Select all lines holding the word "对投标文件的补充" from the entries that follow.
***** Material supplied *****
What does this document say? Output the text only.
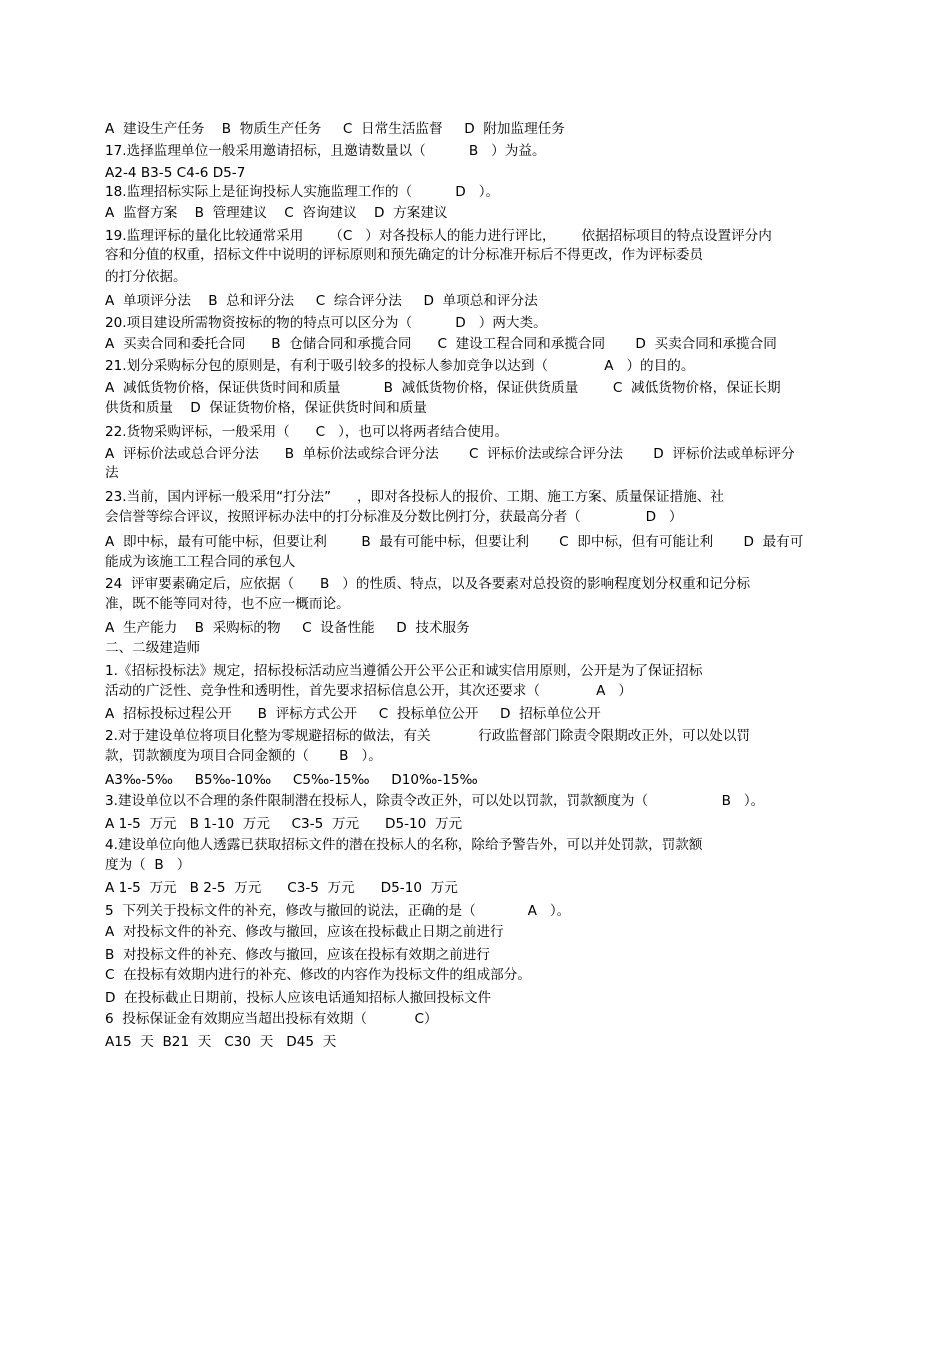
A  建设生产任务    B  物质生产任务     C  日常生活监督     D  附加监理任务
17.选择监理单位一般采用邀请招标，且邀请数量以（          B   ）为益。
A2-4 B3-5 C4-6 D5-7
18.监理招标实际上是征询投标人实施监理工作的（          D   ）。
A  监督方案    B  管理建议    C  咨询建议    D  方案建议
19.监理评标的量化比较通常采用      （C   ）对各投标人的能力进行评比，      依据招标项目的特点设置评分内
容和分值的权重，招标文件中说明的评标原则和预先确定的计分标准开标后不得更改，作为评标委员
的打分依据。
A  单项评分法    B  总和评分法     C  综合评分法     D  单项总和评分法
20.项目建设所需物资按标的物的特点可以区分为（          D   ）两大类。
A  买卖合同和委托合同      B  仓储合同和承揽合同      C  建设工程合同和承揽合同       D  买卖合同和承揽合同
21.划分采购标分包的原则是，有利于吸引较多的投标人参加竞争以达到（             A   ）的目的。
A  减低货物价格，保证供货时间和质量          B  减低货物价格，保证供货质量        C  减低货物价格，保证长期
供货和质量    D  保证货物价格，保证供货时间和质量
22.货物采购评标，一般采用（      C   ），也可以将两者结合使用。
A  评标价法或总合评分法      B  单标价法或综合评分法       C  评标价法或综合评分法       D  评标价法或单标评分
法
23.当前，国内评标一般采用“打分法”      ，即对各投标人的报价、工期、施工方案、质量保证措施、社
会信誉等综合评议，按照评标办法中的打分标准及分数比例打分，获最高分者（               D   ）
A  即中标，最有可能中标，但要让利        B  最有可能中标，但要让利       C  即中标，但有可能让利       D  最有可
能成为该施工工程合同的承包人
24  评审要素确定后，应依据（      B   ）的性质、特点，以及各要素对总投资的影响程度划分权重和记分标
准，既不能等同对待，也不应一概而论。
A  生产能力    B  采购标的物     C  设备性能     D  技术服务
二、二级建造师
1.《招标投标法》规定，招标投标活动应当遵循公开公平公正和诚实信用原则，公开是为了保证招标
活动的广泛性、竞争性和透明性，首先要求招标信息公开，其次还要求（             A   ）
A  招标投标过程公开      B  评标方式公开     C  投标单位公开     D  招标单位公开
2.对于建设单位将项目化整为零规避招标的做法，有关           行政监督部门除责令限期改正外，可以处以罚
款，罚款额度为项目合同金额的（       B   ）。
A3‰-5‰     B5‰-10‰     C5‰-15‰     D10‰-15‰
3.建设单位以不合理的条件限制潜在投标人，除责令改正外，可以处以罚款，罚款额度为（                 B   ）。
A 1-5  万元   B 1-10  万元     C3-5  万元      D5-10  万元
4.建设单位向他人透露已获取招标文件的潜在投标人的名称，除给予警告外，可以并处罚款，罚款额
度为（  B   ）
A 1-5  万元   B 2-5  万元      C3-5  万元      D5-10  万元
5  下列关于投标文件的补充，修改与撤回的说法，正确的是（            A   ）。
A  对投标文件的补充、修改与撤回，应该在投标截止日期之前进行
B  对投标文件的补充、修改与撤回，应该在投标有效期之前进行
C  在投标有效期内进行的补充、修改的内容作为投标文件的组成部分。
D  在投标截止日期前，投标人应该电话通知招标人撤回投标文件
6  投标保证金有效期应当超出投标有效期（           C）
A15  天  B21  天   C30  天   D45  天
*****
**Response for this exercise:**
A  对投标文件的补充、修改与撤回，应该在投标截止日期之前进行
B  对投标文件的补充、修改与撤回，应该在投标有效期之前进行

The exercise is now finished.